AIM OF THE EXERCISE:
Set the listing down unchanged, minus every embedded image.

[START DATA EXTRACT]

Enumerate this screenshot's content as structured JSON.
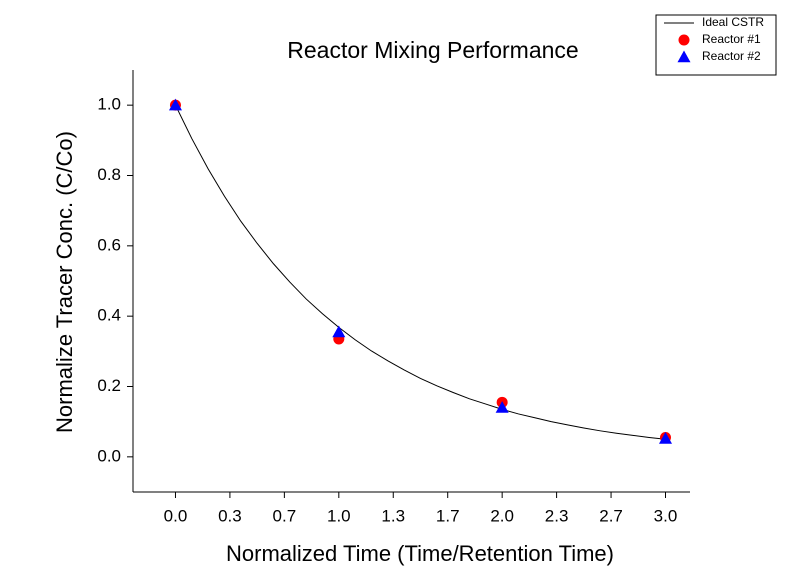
{
  "chart_data": {
    "type": "scatter",
    "title": "Reactor Mixing Performance",
    "x_label": "Normalized Time (Time/Retention Time)",
    "y_label": "Normalize Tracer Conc. (C/Co)",
    "xlim": [
      -0.26,
      3.15
    ],
    "ylim": [
      -0.1,
      1.1
    ],
    "xticks": [
      {
        "value": 0,
        "label": "0.0"
      },
      {
        "value": 0.3333,
        "label": "0.3"
      },
      {
        "value": 0.6667,
        "label": "0.7"
      },
      {
        "value": 1,
        "label": "1.0"
      },
      {
        "value": 1.3333,
        "label": "1.3"
      },
      {
        "value": 1.6667,
        "label": "1.7"
      },
      {
        "value": 2,
        "label": "2.0"
      },
      {
        "value": 2.3333,
        "label": "2.3"
      },
      {
        "value": 2.6667,
        "label": "2.7"
      },
      {
        "value": 3,
        "label": "3.0"
      }
    ],
    "yticks": [
      {
        "value": 0,
        "label": "0.0"
      },
      0.2,
      0.4,
      0.6,
      0.8,
      {
        "value": 1,
        "label": "1.0"
      }
    ],
    "legend": "upper right",
    "series": [
      {
        "name": "Ideal CSTR",
        "color": "#000000",
        "marker": "line",
        "x": [
          0,
          0.1,
          0.2,
          0.3,
          0.4,
          0.5,
          0.6,
          0.7,
          0.8,
          0.9,
          1.0,
          1.1,
          1.2,
          1.3,
          1.4,
          1.5,
          1.6,
          1.7,
          1.8,
          1.9,
          2.0,
          2.1,
          2.2,
          2.3,
          2.4,
          2.5,
          2.6,
          2.7,
          2.8,
          2.9,
          3.0
        ],
        "values": [
          1,
          0.905,
          0.819,
          0.741,
          0.67,
          0.607,
          0.549,
          0.497,
          0.449,
          0.407,
          0.368,
          0.333,
          0.301,
          0.273,
          0.247,
          0.223,
          0.202,
          0.183,
          0.165,
          0.15,
          0.135,
          0.122,
          0.111,
          0.1,
          0.091,
          0.082,
          0.074,
          0.067,
          0.061,
          0.055,
          0.05
        ]
      },
      {
        "name": "Reactor #1",
        "color": "#ff0000",
        "marker": "circle",
        "x": [
          0,
          1,
          2,
          3
        ],
        "values": [
          1.0,
          0.335,
          0.155,
          0.055
        ]
      },
      {
        "name": "Reactor #2",
        "color": "#0000ff",
        "marker": "triangle",
        "x": [
          0,
          1,
          2,
          3
        ],
        "values": [
          1.0,
          0.355,
          0.14,
          0.052
        ]
      }
    ]
  }
}
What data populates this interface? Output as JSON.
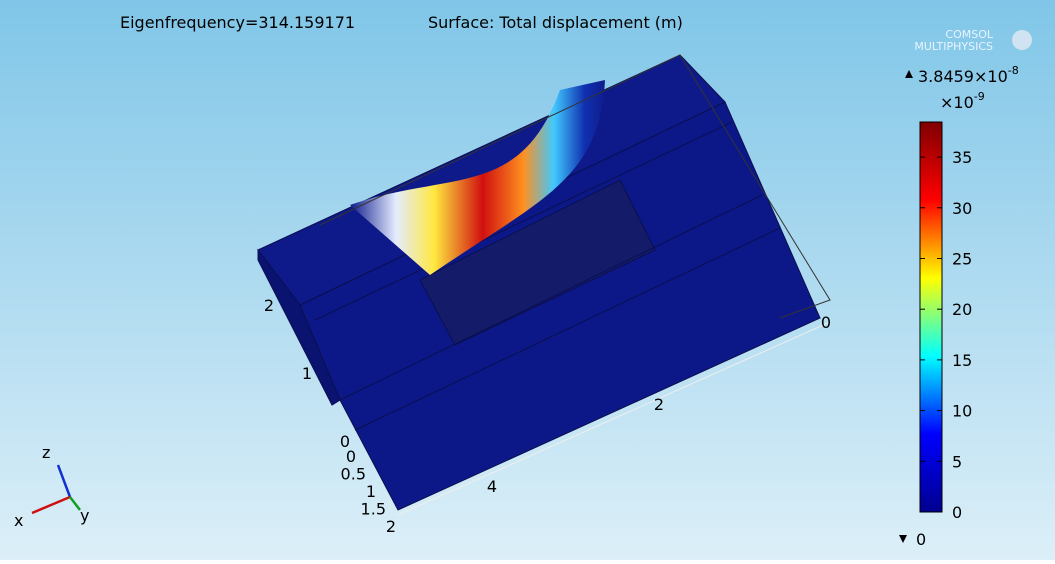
{
  "chart_data": {
    "type": "surface3d",
    "title": "Eigenfrequency=314.159171",
    "subtitle": "Surface: Total displacement (m)",
    "logo": [
      "COMSOL",
      "MULTIPHYSICS"
    ],
    "colorbar": {
      "lim": [
        0,
        38.459
      ],
      "ticks": [
        0,
        5,
        10,
        15,
        20,
        25,
        30,
        35
      ],
      "multiplier": "×10",
      "multiplier_exp": "-9",
      "max": {
        "value": 3.8459e-08,
        "label": "3.8459×10"
      },
      "max_exp": "-8",
      "min": 0,
      "colors": [
        "#00008f",
        "#0000ff",
        "#00ffff",
        "#ffff00",
        "#ff0000",
        "#800000"
      ]
    },
    "z_ticks": [
      0,
      1,
      2
    ],
    "y_ticks": [
      0,
      0.5,
      1,
      1.5,
      2
    ],
    "x_ticks": [
      0,
      2,
      4
    ],
    "triad": [
      "x",
      "y",
      "z"
    ]
  }
}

[END DATA EXTRACT]

ANSWER TO THIS EXERCISE:
Enumerate this screenshot's content as structured JSON.
{
  "chart_data": {
    "type": "scatter",
    "title": "Reactor Mixing Performance",
    "x_label": "Normalized Time (Time/Retention Time)",
    "y_label": "Normalize Tracer Conc. (C/Co)",
    "xlim": [
      -0.26,
      3.15
    ],
    "ylim": [
      -0.1,
      1.1
    ],
    "xticks": [
      {
        "value": 0,
        "label": "0.0"
      },
      {
        "value": 0.3333,
        "label": "0.3"
      },
      {
        "value": 0.6667,
        "label": "0.7"
      },
      {
        "value": 1,
        "label": "1.0"
      },
      {
        "value": 1.3333,
        "label": "1.3"
      },
      {
        "value": 1.6667,
        "label": "1.7"
      },
      {
        "value": 2,
        "label": "2.0"
      },
      {
        "value": 2.3333,
        "label": "2.3"
      },
      {
        "value": 2.6667,
        "label": "2.7"
      },
      {
        "value": 3,
        "label": "3.0"
      }
    ],
    "yticks": [
      {
        "value": 0,
        "label": "0.0"
      },
      0.2,
      0.4,
      0.6,
      0.8,
      {
        "value": 1,
        "label": "1.0"
      }
    ],
    "legend": "upper right",
    "series": [
      {
        "name": "Ideal CSTR",
        "color": "#000000",
        "marker": "line",
        "x": [
          0,
          0.1,
          0.2,
          0.3,
          0.4,
          0.5,
          0.6,
          0.7,
          0.8,
          0.9,
          1.0,
          1.1,
          1.2,
          1.3,
          1.4,
          1.5,
          1.6,
          1.7,
          1.8,
          1.9,
          2.0,
          2.1,
          2.2,
          2.3,
          2.4,
          2.5,
          2.6,
          2.7,
          2.8,
          2.9,
          3.0
        ],
        "values": [
          1,
          0.905,
          0.819,
          0.741,
          0.67,
          0.607,
          0.549,
          0.497,
          0.449,
          0.407,
          0.368,
          0.333,
          0.301,
          0.273,
          0.247,
          0.223,
          0.202,
          0.183,
          0.165,
          0.15,
          0.135,
          0.122,
          0.111,
          0.1,
          0.091,
          0.082,
          0.074,
          0.067,
          0.061,
          0.055,
          0.05
        ]
      },
      {
        "name": "Reactor #1",
        "color": "#ff0000",
        "marker": "circle",
        "x": [
          0,
          1,
          2,
          3
        ],
        "values": [
          1.0,
          0.335,
          0.155,
          0.055
        ]
      },
      {
        "name": "Reactor #2",
        "color": "#0000ff",
        "marker": "triangle",
        "x": [
          0,
          1,
          2,
          3
        ],
        "values": [
          1.0,
          0.355,
          0.14,
          0.052
        ]
      }
    ]
  }
}
What data populates this interface? Output as JSON.
{
  "chart_data": {
    "type": "surface3d",
    "title": "Eigenfrequency=314.159171",
    "subtitle": "Surface: Total displacement (m)",
    "logo": [
      "COMSOL",
      "MULTIPHYSICS"
    ],
    "colorbar": {
      "lim": [
        0,
        38.459
      ],
      "ticks": [
        0,
        5,
        10,
        15,
        20,
        25,
        30,
        35
      ],
      "multiplier": "×10",
      "multiplier_exp": "-9",
      "max": {
        "value": 3.8459e-08,
        "label": "3.8459×10"
      },
      "max_exp": "-8",
      "min": 0,
      "colors": [
        "#00008f",
        "#0000ff",
        "#00ffff",
        "#ffff00",
        "#ff0000",
        "#800000"
      ]
    },
    "z_ticks": [
      0,
      1,
      2
    ],
    "y_ticks": [
      0,
      0.5,
      1,
      1.5,
      2
    ],
    "x_ticks": [
      0,
      2,
      4
    ],
    "triad": [
      "x",
      "y",
      "z"
    ]
  }
}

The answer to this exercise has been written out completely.